-- start Material provided --

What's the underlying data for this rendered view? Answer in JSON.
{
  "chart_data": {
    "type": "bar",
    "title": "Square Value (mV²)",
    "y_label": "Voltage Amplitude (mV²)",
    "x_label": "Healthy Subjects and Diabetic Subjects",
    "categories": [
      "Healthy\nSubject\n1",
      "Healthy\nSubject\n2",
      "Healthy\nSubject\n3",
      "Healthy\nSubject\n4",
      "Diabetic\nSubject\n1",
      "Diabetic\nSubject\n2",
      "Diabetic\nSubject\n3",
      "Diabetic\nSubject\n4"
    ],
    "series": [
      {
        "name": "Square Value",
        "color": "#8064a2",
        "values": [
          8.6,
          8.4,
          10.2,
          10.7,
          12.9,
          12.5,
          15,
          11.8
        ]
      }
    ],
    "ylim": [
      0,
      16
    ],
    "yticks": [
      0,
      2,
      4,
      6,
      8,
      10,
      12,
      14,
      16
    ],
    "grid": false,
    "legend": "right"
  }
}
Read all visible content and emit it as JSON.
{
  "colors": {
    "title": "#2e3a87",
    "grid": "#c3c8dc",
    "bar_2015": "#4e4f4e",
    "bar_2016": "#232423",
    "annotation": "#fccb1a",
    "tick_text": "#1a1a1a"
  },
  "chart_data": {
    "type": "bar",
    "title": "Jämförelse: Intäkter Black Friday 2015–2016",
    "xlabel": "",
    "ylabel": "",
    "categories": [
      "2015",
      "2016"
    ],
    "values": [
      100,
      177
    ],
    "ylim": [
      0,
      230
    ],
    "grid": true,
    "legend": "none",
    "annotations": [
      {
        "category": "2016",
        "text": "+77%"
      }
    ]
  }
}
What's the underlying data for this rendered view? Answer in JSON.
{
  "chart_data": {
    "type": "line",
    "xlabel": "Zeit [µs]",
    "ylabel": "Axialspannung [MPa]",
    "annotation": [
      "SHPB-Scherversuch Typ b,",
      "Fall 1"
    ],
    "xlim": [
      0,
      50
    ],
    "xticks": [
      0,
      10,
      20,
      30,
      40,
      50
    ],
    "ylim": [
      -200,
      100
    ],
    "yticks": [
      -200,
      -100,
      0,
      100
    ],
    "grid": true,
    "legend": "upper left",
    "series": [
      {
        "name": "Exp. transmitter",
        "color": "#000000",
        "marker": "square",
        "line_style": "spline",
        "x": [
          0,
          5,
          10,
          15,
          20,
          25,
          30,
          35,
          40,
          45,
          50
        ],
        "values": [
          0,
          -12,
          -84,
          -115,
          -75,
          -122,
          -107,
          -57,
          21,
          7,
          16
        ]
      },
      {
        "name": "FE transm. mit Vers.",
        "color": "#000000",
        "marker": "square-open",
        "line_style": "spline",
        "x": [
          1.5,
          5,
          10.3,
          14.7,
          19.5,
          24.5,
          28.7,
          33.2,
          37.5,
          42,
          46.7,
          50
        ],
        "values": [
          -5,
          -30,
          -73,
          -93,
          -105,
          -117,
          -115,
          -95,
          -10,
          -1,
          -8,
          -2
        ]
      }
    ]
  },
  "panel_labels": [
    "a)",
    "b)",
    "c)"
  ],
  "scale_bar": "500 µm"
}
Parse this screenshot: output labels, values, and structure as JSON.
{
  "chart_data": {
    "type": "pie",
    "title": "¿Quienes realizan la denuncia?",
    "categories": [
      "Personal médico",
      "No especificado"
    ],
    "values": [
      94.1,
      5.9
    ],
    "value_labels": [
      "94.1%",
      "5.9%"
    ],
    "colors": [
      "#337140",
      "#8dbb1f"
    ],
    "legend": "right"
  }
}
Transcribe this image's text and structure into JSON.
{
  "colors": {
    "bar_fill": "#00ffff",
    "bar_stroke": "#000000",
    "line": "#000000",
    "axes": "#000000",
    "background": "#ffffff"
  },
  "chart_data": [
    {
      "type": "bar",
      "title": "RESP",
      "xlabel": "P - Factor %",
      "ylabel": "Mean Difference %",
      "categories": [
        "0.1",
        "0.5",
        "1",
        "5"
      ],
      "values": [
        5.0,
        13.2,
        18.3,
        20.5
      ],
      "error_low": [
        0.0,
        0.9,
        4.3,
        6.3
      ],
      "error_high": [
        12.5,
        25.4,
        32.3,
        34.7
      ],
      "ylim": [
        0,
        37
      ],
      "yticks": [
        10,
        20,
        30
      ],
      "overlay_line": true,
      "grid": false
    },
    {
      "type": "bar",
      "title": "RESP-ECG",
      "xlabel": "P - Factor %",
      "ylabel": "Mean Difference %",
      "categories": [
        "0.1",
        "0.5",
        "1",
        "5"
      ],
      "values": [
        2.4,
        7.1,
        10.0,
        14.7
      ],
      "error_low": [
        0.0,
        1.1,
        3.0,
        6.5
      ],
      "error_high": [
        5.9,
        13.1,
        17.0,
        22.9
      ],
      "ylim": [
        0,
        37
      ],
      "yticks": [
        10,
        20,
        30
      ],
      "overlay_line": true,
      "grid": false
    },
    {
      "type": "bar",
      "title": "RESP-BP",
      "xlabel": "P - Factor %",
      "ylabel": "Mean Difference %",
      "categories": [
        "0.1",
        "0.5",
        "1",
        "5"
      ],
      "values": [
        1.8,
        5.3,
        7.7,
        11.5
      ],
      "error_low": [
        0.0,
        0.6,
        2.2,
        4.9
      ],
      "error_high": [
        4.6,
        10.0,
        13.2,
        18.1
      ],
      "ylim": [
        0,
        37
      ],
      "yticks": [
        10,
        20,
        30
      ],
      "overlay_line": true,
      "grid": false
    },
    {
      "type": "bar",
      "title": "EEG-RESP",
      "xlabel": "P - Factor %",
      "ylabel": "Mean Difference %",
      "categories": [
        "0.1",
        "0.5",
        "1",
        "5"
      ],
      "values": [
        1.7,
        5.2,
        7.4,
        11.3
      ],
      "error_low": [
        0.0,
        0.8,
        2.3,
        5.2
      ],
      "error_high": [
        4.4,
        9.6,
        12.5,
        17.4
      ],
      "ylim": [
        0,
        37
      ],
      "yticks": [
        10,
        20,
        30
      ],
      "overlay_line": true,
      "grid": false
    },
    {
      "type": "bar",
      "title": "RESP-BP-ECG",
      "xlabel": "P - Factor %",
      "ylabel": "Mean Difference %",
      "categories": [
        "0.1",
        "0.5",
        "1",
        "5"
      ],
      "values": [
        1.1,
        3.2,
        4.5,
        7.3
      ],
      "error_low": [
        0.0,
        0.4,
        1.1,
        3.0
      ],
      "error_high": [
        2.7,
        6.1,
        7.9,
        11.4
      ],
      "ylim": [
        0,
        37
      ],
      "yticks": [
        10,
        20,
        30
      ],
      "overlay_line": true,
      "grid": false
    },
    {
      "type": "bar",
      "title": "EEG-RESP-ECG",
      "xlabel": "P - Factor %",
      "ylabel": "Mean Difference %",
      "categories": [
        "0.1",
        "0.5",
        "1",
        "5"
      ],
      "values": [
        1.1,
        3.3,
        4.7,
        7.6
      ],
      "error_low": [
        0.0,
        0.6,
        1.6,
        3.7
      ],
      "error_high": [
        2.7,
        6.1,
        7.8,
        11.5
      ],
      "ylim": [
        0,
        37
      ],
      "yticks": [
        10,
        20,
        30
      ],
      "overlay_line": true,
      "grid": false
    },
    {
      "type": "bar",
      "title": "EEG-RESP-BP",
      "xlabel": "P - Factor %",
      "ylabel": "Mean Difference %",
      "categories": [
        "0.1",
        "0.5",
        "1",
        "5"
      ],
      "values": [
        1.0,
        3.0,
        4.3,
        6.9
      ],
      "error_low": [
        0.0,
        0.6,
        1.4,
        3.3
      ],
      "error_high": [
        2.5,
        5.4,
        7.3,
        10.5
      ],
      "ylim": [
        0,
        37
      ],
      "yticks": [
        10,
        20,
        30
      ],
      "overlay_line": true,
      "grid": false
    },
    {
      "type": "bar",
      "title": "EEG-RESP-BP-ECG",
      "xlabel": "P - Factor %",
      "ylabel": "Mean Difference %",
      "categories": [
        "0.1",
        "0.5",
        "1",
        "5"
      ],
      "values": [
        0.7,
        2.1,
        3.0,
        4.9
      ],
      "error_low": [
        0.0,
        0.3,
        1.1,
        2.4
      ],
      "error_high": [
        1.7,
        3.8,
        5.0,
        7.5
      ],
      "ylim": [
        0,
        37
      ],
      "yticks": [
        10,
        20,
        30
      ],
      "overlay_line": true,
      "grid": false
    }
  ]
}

-- end Material provided --

The word "name" may appear on some lines of these records; state how many such lines there are, and nothing else.

3